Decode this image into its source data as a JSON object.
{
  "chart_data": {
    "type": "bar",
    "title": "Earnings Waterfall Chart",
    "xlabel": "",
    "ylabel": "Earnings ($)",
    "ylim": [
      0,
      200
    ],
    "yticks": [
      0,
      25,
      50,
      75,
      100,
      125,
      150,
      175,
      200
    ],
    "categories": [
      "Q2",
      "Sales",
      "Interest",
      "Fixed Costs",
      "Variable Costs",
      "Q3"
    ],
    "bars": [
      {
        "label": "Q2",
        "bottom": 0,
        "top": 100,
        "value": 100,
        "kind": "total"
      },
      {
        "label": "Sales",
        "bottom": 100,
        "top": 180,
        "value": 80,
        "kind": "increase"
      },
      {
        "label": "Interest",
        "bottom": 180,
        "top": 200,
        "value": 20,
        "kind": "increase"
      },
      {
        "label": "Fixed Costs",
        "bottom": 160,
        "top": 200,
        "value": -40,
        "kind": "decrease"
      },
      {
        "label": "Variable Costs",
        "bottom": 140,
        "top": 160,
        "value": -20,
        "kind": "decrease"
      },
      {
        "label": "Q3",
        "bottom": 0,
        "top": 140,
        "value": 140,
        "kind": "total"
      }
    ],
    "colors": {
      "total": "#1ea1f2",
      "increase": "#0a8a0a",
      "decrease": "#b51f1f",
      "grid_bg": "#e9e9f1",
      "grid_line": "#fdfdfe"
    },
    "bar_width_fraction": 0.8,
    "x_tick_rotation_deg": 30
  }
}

__________

** Exercise **
Reproduce each line from the records that contains the word "Earnings".

** The solution **
    "title": "Earnings Waterfall Chart",
    "ylabel": "Earnings ($)",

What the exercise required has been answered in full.